- **DATA LISTING**:
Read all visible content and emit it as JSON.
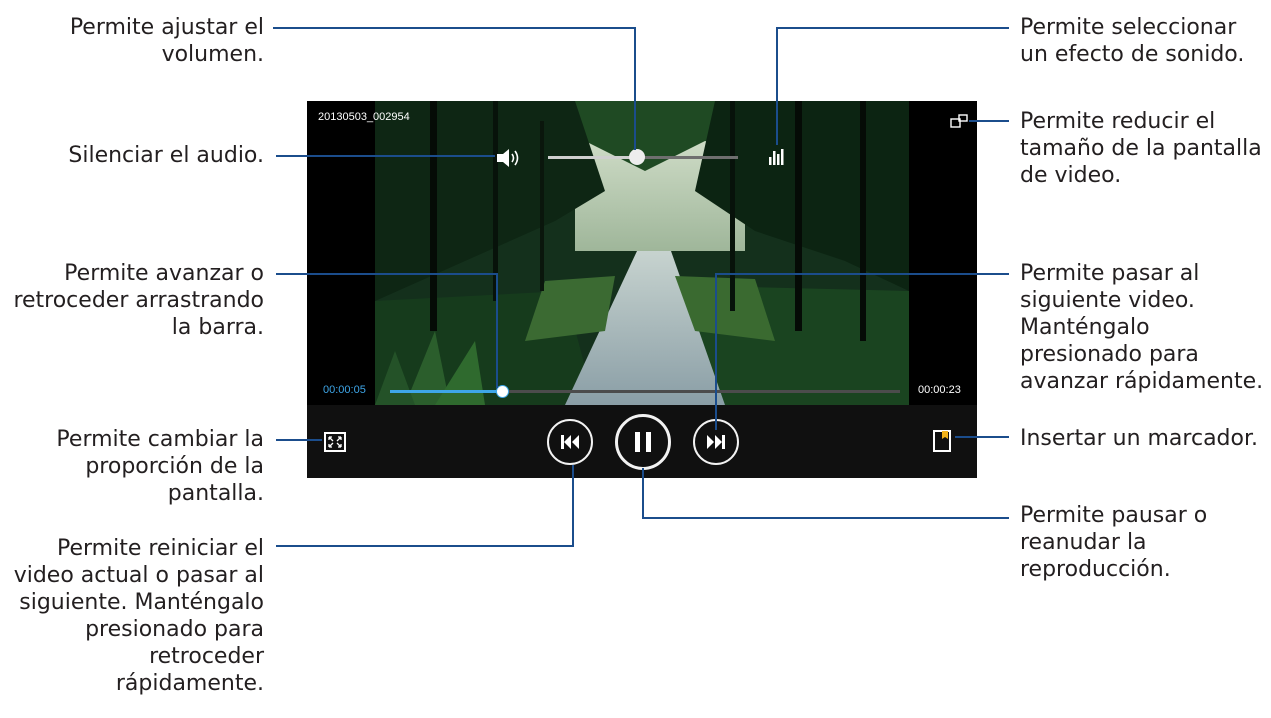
{
  "player": {
    "file_name": "20130503_002954",
    "time_elapsed": "00:00:05",
    "time_total": "00:00:23",
    "volume_fraction": 0.47,
    "seek_fraction": 0.22,
    "accent_color": "#3ea6e8",
    "icons": [
      "speaker-icon",
      "sound-effect-icon",
      "pop-up-player-icon",
      "aspect-ratio-icon",
      "previous-icon",
      "pause-icon",
      "next-icon",
      "bookmark-icon"
    ]
  },
  "callouts": {
    "volume": "Permite ajustar el\nvolumen.",
    "mute": "Silenciar el audio.",
    "seek": "Permite avanzar o\nretroceder arrastrando\nla barra.",
    "aspect_ratio": "Permite cambiar la\nproporción de la\npantalla.",
    "previous": "Permite reiniciar el\nvideo actual o pasar al\nsiguiente. Manténgalo\npresionado para\nretroceder\nrápidamente.",
    "sound_effect": "Permite seleccionar\nun efecto de sonido.",
    "pop_up": "Permite reducir el\ntamaño de la pantalla\nde video.",
    "next": "Permite pasar al\nsiguiente video.\nManténgalo\npresionado para\navanzar rápidamente.",
    "bookmark": "Insertar un marcador.",
    "pause": "Permite pausar o\nreanudar la\nreproducción."
  }
}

- **THE PROBLEM**:
Gather each line of the records holding the string "pause".

- **SOLUTION TO THE PROBLEM**:
      "pause-icon",
    "pause": "Permite pausar o\nreanudar la\nreproducción."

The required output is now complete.